What is asked:
Repeat the records below exactly as they appear.

The data:
○ ○ ○ ○ ○ ○ ○

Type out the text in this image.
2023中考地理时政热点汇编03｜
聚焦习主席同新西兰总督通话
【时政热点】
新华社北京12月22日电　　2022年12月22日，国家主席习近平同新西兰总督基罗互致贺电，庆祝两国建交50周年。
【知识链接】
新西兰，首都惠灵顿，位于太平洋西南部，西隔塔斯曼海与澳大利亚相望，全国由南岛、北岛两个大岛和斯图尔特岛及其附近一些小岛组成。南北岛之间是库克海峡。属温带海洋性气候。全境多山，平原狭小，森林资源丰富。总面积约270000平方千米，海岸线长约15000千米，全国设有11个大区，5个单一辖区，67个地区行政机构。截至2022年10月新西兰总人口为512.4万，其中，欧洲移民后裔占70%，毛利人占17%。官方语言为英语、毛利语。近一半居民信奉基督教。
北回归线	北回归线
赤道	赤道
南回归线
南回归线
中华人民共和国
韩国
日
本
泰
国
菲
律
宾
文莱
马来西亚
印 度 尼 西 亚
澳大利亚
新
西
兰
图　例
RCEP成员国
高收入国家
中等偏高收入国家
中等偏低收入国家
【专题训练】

○ ○ ○ ○ ○ ○ ○

Solution to this exercise:
Type out the text in this image.
2023中考地理时政热点汇编03｜
聚焦习主席同新西兰总督通话
【时政热点】
新华社北京12月22日电　　2022年12月22日，国家主席习近平同新西兰总督基罗互致贺电，庆祝两国建交50周年。
【知识链接】
新西兰，首都惠灵顿，位于太平洋西南部，西隔塔斯曼海与澳大利亚相望，全国由南岛、北岛两个大岛和斯图尔特岛及其附近一些小岛组成。南北岛之间是库克海峡。属温带海洋性气候。全境多山，平原狭小，森林资源丰富。总面积约270000平方千米，海岸线长约15000千米，全国设有11个大区，5个单一辖区，67个地区行政机构。截至2022年10月新西兰总人口为512.4万，其中，欧洲移民后裔占70%，毛利人占17%。官方语言为英语、毛利语。近一半居民信奉基督教。
北回归线	北回归线
赤道	赤道
南回归线
南回归线
中华人民共和国
韩国
日
本
泰
国
菲
律
宾
文莱
马来西亚
印 度 尼 西 亚
澳大利亚
新
西
兰
图　例
RCEP成员国
高收入国家
中等偏高收入国家
中等偏低收入国家
【专题训练】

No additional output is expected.